TASK OBJECTIVE
Below are some records; return each one exactly.

»»

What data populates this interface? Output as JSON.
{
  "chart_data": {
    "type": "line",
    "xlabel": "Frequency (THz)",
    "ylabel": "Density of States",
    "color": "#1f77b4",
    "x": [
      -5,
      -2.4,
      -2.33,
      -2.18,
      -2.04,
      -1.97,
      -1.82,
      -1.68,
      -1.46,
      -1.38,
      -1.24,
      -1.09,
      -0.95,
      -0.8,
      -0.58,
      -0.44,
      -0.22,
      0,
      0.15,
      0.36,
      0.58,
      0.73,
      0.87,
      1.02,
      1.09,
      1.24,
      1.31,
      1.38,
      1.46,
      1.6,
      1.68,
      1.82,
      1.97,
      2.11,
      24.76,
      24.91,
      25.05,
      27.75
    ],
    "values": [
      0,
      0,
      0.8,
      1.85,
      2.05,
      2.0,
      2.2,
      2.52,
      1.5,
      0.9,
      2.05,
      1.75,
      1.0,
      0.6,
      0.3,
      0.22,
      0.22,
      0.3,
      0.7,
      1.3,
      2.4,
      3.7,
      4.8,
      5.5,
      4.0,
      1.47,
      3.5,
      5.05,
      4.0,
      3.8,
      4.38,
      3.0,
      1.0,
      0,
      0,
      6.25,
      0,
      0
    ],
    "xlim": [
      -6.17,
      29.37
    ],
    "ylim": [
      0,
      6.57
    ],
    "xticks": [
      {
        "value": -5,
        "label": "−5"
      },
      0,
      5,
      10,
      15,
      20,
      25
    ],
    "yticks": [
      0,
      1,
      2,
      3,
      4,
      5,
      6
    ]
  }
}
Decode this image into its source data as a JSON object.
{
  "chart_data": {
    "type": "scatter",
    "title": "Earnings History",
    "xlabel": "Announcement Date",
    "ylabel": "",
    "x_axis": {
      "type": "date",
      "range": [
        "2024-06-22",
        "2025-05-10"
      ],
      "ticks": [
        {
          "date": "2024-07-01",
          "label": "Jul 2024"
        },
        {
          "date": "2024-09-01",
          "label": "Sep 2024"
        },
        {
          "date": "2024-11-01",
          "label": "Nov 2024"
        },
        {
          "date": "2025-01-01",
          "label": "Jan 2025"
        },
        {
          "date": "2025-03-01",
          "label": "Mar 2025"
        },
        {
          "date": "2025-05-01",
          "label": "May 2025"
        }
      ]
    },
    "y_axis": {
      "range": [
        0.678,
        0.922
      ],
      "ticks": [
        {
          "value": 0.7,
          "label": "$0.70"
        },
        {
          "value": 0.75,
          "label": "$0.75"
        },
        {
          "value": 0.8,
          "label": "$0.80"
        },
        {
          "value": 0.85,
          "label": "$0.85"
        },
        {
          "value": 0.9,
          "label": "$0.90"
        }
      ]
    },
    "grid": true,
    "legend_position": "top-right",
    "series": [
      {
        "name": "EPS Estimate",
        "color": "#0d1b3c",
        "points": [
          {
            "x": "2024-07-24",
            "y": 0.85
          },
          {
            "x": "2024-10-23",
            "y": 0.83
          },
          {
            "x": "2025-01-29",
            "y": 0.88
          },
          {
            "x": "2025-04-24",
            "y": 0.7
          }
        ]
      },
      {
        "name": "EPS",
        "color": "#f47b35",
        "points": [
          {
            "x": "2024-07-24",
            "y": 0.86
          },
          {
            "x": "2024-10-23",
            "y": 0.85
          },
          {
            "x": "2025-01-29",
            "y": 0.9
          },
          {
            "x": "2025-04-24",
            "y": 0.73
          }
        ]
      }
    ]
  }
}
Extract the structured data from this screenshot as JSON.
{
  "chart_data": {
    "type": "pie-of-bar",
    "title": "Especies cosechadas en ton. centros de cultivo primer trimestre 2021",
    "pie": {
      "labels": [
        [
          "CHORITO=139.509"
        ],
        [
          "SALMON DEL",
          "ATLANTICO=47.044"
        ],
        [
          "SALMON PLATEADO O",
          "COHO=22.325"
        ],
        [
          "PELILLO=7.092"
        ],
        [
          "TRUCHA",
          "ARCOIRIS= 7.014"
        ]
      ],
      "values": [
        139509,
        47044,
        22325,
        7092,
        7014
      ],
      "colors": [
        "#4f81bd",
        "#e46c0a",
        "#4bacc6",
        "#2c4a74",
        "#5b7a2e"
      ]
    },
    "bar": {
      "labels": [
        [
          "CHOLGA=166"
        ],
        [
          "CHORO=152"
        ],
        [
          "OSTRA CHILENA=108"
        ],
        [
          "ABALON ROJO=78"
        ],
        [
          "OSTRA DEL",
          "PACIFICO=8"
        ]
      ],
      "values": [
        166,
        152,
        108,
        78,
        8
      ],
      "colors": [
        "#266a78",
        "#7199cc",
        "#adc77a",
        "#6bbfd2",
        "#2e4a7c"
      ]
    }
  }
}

««

CORRECT RESULT
What data populates this interface? Output as JSON.
{
  "chart_data": {
    "type": "line",
    "xlabel": "Frequency (THz)",
    "ylabel": "Density of States",
    "color": "#1f77b4",
    "x": [
      -5,
      -2.4,
      -2.33,
      -2.18,
      -2.04,
      -1.97,
      -1.82,
      -1.68,
      -1.46,
      -1.38,
      -1.24,
      -1.09,
      -0.95,
      -0.8,
      -0.58,
      -0.44,
      -0.22,
      0,
      0.15,
      0.36,
      0.58,
      0.73,
      0.87,
      1.02,
      1.09,
      1.24,
      1.31,
      1.38,
      1.46,
      1.6,
      1.68,
      1.82,
      1.97,
      2.11,
      24.76,
      24.91,
      25.05,
      27.75
    ],
    "values": [
      0,
      0,
      0.8,
      1.85,
      2.05,
      2.0,
      2.2,
      2.52,
      1.5,
      0.9,
      2.05,
      1.75,
      1.0,
      0.6,
      0.3,
      0.22,
      0.22,
      0.3,
      0.7,
      1.3,
      2.4,
      3.7,
      4.8,
      5.5,
      4.0,
      1.47,
      3.5,
      5.05,
      4.0,
      3.8,
      4.38,
      3.0,
      1.0,
      0,
      0,
      6.25,
      0,
      0
    ],
    "xlim": [
      -6.17,
      29.37
    ],
    "ylim": [
      0,
      6.57
    ],
    "xticks": [
      {
        "value": -5,
        "label": "−5"
      },
      0,
      5,
      10,
      15,
      20,
      25
    ],
    "yticks": [
      0,
      1,
      2,
      3,
      4,
      5,
      6
    ]
  }
}
Decode this image into its source data as a JSON object.
{
  "chart_data": {
    "type": "scatter",
    "title": "Earnings History",
    "xlabel": "Announcement Date",
    "ylabel": "",
    "x_axis": {
      "type": "date",
      "range": [
        "2024-06-22",
        "2025-05-10"
      ],
      "ticks": [
        {
          "date": "2024-07-01",
          "label": "Jul 2024"
        },
        {
          "date": "2024-09-01",
          "label": "Sep 2024"
        },
        {
          "date": "2024-11-01",
          "label": "Nov 2024"
        },
        {
          "date": "2025-01-01",
          "label": "Jan 2025"
        },
        {
          "date": "2025-03-01",
          "label": "Mar 2025"
        },
        {
          "date": "2025-05-01",
          "label": "May 2025"
        }
      ]
    },
    "y_axis": {
      "range": [
        0.678,
        0.922
      ],
      "ticks": [
        {
          "value": 0.7,
          "label": "$0.70"
        },
        {
          "value": 0.75,
          "label": "$0.75"
        },
        {
          "value": 0.8,
          "label": "$0.80"
        },
        {
          "value": 0.85,
          "label": "$0.85"
        },
        {
          "value": 0.9,
          "label": "$0.90"
        }
      ]
    },
    "grid": true,
    "legend_position": "top-right",
    "series": [
      {
        "name": "EPS Estimate",
        "color": "#0d1b3c",
        "points": [
          {
            "x": "2024-07-24",
            "y": 0.85
          },
          {
            "x": "2024-10-23",
            "y": 0.83
          },
          {
            "x": "2025-01-29",
            "y": 0.88
          },
          {
            "x": "2025-04-24",
            "y": 0.7
          }
        ]
      },
      {
        "name": "EPS",
        "color": "#f47b35",
        "points": [
          {
            "x": "2024-07-24",
            "y": 0.86
          },
          {
            "x": "2024-10-23",
            "y": 0.85
          },
          {
            "x": "2025-01-29",
            "y": 0.9
          },
          {
            "x": "2025-04-24",
            "y": 0.73
          }
        ]
      }
    ]
  }
}
Extract the structured data from this screenshot as JSON.
{
  "chart_data": {
    "type": "pie-of-bar",
    "title": "Especies cosechadas en ton. centros de cultivo primer trimestre 2021",
    "pie": {
      "labels": [
        [
          "CHORITO=139.509"
        ],
        [
          "SALMON DEL",
          "ATLANTICO=47.044"
        ],
        [
          "SALMON PLATEADO O",
          "COHO=22.325"
        ],
        [
          "PELILLO=7.092"
        ],
        [
          "TRUCHA",
          "ARCOIRIS= 7.014"
        ]
      ],
      "values": [
        139509,
        47044,
        22325,
        7092,
        7014
      ],
      "colors": [
        "#4f81bd",
        "#e46c0a",
        "#4bacc6",
        "#2c4a74",
        "#5b7a2e"
      ]
    },
    "bar": {
      "labels": [
        [
          "CHOLGA=166"
        ],
        [
          "CHORO=152"
        ],
        [
          "OSTRA CHILENA=108"
        ],
        [
          "ABALON ROJO=78"
        ],
        [
          "OSTRA DEL",
          "PACIFICO=8"
        ]
      ],
      "values": [
        166,
        152,
        108,
        78,
        8
      ],
      "colors": [
        "#266a78",
        "#7199cc",
        "#adc77a",
        "#6bbfd2",
        "#2e4a7c"
      ]
    }
  }
}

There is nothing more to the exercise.